Start of SUPPLIED DATA

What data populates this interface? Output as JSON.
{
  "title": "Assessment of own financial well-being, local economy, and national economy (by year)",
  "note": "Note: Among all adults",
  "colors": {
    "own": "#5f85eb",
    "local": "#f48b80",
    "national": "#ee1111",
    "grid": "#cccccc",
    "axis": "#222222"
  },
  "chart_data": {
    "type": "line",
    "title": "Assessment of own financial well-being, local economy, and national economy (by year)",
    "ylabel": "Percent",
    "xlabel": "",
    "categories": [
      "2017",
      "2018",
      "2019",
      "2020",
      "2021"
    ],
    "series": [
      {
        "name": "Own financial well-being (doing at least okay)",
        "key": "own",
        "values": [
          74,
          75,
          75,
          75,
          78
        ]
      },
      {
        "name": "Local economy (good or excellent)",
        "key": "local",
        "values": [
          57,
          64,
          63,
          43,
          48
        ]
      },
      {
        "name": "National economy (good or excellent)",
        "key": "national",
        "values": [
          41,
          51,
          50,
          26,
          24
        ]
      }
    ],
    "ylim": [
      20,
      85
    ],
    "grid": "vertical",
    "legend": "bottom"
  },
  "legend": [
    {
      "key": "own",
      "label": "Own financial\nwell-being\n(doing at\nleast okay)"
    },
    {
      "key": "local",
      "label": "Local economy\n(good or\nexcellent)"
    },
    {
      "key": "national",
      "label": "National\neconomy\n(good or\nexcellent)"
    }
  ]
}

End of SUPPLIED DATA
Start of SUPPLIED DATA

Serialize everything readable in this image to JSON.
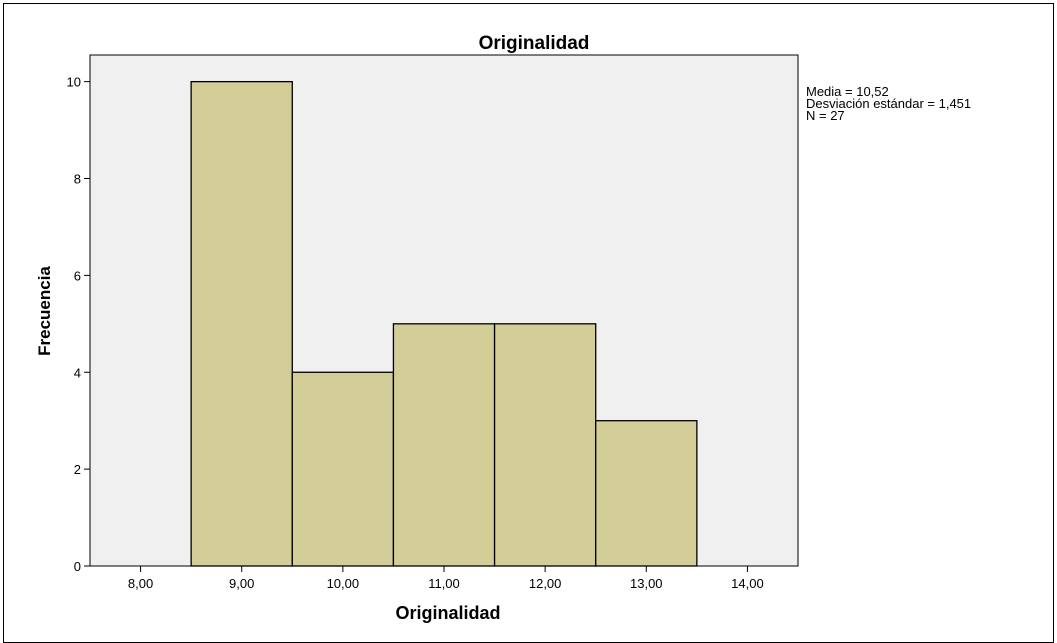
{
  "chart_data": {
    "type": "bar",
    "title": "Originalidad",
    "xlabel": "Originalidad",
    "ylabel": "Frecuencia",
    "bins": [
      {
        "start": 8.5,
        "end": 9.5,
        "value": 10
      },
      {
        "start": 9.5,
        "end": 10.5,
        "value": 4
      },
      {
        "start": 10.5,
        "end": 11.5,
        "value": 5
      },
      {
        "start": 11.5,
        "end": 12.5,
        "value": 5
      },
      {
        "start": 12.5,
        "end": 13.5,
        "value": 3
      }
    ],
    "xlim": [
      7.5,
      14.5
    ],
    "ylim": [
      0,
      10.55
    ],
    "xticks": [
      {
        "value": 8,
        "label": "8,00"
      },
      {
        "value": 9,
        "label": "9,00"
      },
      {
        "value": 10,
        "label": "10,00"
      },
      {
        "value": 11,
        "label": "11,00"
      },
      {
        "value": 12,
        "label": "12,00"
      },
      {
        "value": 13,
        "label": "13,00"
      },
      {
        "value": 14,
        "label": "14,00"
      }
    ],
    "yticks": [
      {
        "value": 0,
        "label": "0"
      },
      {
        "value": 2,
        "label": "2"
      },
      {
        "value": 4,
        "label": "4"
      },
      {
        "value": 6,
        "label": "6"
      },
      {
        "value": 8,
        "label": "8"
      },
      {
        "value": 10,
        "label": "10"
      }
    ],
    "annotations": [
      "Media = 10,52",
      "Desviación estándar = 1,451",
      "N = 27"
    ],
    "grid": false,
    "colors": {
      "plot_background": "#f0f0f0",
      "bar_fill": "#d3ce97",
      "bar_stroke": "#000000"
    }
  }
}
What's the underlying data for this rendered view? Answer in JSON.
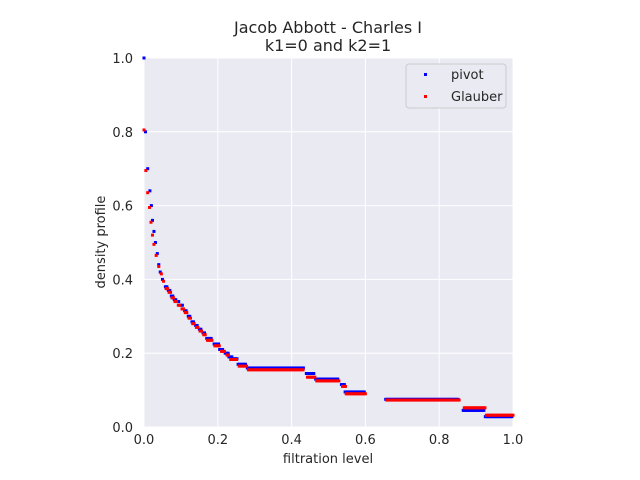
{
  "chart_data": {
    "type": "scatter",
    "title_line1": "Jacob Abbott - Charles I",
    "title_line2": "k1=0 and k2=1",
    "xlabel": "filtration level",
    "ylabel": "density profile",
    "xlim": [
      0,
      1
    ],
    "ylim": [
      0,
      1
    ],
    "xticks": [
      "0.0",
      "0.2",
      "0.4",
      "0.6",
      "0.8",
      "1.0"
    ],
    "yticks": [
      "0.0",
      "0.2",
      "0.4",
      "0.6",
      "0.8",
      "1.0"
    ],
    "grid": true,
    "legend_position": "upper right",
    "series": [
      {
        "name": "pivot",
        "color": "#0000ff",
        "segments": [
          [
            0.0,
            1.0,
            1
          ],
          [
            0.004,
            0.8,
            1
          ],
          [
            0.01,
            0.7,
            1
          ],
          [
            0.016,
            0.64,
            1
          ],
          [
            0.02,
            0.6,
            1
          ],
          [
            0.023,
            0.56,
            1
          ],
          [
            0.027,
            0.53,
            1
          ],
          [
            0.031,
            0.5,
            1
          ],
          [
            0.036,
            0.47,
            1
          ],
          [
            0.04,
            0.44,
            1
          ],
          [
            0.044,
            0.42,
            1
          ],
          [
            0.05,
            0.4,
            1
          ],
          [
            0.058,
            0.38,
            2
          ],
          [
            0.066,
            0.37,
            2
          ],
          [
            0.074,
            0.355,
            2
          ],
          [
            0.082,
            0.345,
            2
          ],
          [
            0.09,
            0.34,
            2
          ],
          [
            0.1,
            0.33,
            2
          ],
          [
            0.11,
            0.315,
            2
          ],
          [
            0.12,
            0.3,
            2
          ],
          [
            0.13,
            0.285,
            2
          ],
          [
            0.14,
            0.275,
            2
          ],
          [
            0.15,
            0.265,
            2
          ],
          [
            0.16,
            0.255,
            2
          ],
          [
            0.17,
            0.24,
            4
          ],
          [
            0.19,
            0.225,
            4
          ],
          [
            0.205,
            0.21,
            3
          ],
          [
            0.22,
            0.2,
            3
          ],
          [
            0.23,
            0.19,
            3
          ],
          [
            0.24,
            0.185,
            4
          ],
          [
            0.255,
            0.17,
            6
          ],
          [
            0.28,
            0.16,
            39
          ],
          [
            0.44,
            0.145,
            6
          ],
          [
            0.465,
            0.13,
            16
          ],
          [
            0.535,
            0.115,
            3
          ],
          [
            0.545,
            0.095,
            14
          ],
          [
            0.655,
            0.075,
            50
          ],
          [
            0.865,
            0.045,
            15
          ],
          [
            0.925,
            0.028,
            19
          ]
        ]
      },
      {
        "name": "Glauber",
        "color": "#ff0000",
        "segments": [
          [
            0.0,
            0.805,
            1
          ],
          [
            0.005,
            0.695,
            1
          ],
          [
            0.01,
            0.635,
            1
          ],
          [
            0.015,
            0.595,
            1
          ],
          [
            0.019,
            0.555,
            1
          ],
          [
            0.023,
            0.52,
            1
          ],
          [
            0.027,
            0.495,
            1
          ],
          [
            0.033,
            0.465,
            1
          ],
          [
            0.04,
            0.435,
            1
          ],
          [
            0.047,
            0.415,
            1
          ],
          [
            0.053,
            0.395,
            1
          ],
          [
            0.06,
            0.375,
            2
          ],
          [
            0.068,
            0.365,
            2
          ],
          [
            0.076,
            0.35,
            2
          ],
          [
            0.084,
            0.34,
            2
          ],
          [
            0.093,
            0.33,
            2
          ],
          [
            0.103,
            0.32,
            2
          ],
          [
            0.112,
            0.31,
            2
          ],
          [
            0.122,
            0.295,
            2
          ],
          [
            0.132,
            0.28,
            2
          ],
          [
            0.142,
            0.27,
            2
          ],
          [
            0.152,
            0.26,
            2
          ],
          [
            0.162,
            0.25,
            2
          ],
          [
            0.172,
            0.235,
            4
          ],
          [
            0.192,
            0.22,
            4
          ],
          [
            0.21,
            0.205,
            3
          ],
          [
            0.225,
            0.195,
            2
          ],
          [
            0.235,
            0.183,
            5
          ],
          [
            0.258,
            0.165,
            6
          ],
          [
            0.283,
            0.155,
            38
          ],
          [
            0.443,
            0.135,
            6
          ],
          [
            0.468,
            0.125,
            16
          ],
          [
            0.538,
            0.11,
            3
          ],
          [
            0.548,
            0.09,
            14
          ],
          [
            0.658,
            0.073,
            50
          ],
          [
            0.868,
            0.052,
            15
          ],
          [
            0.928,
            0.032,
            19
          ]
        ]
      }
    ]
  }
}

End of SUPPLIED DATA

WHAT THE TASK REQUIRES: In the lines above, find each one with "ylabel" and list it.

EXERCISE RESULT:
    "ylabel": "Percent",
    "ylabel": "Frecuencia",
    "ylabel": "density profile",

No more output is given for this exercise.